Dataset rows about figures

_ _ _ _ _

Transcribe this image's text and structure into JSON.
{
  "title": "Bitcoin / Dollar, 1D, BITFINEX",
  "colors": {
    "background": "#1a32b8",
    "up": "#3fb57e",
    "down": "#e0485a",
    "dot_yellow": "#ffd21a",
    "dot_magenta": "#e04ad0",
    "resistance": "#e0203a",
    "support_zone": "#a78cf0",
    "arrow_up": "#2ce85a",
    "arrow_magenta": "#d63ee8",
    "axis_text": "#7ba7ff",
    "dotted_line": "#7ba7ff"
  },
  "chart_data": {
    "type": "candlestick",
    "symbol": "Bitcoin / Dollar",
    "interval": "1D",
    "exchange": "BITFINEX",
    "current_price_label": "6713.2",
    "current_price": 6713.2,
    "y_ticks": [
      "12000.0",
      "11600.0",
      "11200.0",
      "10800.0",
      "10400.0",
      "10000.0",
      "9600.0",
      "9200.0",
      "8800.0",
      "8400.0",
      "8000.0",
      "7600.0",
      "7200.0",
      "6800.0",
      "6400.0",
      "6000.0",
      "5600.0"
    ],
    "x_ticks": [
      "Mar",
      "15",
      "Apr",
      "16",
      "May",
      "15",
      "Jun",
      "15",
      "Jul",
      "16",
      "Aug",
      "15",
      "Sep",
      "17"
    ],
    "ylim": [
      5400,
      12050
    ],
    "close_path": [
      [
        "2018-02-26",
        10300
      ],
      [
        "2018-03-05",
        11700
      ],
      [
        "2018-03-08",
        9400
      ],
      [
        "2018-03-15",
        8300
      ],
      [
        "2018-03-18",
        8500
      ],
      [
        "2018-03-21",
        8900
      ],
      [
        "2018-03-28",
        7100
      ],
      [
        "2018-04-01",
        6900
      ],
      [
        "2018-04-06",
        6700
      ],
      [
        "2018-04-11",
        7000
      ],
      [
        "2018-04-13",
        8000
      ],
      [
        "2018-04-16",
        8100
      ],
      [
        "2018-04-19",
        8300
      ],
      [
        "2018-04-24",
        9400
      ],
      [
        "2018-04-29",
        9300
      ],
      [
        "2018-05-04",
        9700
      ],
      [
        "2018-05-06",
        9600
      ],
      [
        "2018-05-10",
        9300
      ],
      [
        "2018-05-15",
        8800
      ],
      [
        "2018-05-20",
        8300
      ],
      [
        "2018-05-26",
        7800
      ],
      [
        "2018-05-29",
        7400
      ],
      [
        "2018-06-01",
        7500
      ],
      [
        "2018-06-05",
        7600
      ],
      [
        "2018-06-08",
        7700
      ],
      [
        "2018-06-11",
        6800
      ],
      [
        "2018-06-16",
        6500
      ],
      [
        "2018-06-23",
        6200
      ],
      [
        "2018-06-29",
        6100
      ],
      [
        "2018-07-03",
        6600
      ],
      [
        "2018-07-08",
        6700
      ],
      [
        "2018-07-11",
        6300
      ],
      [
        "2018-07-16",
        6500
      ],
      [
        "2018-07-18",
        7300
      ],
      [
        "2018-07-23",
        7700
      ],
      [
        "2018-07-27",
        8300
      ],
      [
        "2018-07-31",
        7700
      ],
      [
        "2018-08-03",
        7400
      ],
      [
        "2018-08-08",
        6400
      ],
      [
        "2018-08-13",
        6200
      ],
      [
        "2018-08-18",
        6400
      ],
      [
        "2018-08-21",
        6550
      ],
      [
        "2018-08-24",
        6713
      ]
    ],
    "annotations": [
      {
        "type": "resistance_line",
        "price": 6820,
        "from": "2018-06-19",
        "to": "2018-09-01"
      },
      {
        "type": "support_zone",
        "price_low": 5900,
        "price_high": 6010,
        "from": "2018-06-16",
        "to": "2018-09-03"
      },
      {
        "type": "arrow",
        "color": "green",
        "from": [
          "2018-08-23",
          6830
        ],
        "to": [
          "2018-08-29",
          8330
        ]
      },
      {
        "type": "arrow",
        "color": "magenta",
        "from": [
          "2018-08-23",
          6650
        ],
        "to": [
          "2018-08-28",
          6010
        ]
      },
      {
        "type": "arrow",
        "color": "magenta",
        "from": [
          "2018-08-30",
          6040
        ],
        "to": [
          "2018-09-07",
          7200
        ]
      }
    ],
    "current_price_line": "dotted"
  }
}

_ _ _ _ _

Please give back all of the records exactly as written.

Transcribe this image's text and structure into JSON.
{
  "title": "Bitcoin / Dollar, 1D, BITFINEX",
  "colors": {
    "background": "#1a32b8",
    "up": "#3fb57e",
    "down": "#e0485a",
    "dot_yellow": "#ffd21a",
    "dot_magenta": "#e04ad0",
    "resistance": "#e0203a",
    "support_zone": "#a78cf0",
    "arrow_up": "#2ce85a",
    "arrow_magenta": "#d63ee8",
    "axis_text": "#7ba7ff",
    "dotted_line": "#7ba7ff"
  },
  "chart_data": {
    "type": "candlestick",
    "symbol": "Bitcoin / Dollar",
    "interval": "1D",
    "exchange": "BITFINEX",
    "current_price_label": "6713.2",
    "current_price": 6713.2,
    "y_ticks": [
      "12000.0",
      "11600.0",
      "11200.0",
      "10800.0",
      "10400.0",
      "10000.0",
      "9600.0",
      "9200.0",
      "8800.0",
      "8400.0",
      "8000.0",
      "7600.0",
      "7200.0",
      "6800.0",
      "6400.0",
      "6000.0",
      "5600.0"
    ],
    "x_ticks": [
      "Mar",
      "15",
      "Apr",
      "16",
      "May",
      "15",
      "Jun",
      "15",
      "Jul",
      "16",
      "Aug",
      "15",
      "Sep",
      "17"
    ],
    "ylim": [
      5400,
      12050
    ],
    "close_path": [
      [
        "2018-02-26",
        10300
      ],
      [
        "2018-03-05",
        11700
      ],
      [
        "2018-03-08",
        9400
      ],
      [
        "2018-03-15",
        8300
      ],
      [
        "2018-03-18",
        8500
      ],
      [
        "2018-03-21",
        8900
      ],
      [
        "2018-03-28",
        7100
      ],
      [
        "2018-04-01",
        6900
      ],
      [
        "2018-04-06",
        6700
      ],
      [
        "2018-04-11",
        7000
      ],
      [
        "2018-04-13",
        8000
      ],
      [
        "2018-04-16",
        8100
      ],
      [
        "2018-04-19",
        8300
      ],
      [
        "2018-04-24",
        9400
      ],
      [
        "2018-04-29",
        9300
      ],
      [
        "2018-05-04",
        9700
      ],
      [
        "2018-05-06",
        9600
      ],
      [
        "2018-05-10",
        9300
      ],
      [
        "2018-05-15",
        8800
      ],
      [
        "2018-05-20",
        8300
      ],
      [
        "2018-05-26",
        7800
      ],
      [
        "2018-05-29",
        7400
      ],
      [
        "2018-06-01",
        7500
      ],
      [
        "2018-06-05",
        7600
      ],
      [
        "2018-06-08",
        7700
      ],
      [
        "2018-06-11",
        6800
      ],
      [
        "2018-06-16",
        6500
      ],
      [
        "2018-06-23",
        6200
      ],
      [
        "2018-06-29",
        6100
      ],
      [
        "2018-07-03",
        6600
      ],
      [
        "2018-07-08",
        6700
      ],
      [
        "2018-07-11",
        6300
      ],
      [
        "2018-07-16",
        6500
      ],
      [
        "2018-07-18",
        7300
      ],
      [
        "2018-07-23",
        7700
      ],
      [
        "2018-07-27",
        8300
      ],
      [
        "2018-07-31",
        7700
      ],
      [
        "2018-08-03",
        7400
      ],
      [
        "2018-08-08",
        6400
      ],
      [
        "2018-08-13",
        6200
      ],
      [
        "2018-08-18",
        6400
      ],
      [
        "2018-08-21",
        6550
      ],
      [
        "2018-08-24",
        6713
      ]
    ],
    "annotations": [
      {
        "type": "resistance_line",
        "price": 6820,
        "from": "2018-06-19",
        "to": "2018-09-01"
      },
      {
        "type": "support_zone",
        "price_low": 5900,
        "price_high": 6010,
        "from": "2018-06-16",
        "to": "2018-09-03"
      },
      {
        "type": "arrow",
        "color": "green",
        "from": [
          "2018-08-23",
          6830
        ],
        "to": [
          "2018-08-29",
          8330
        ]
      },
      {
        "type": "arrow",
        "color": "magenta",
        "from": [
          "2018-08-23",
          6650
        ],
        "to": [
          "2018-08-28",
          6010
        ]
      },
      {
        "type": "arrow",
        "color": "magenta",
        "from": [
          "2018-08-30",
          6040
        ],
        "to": [
          "2018-09-07",
          7200
        ]
      }
    ],
    "current_price_line": "dotted"
  }
}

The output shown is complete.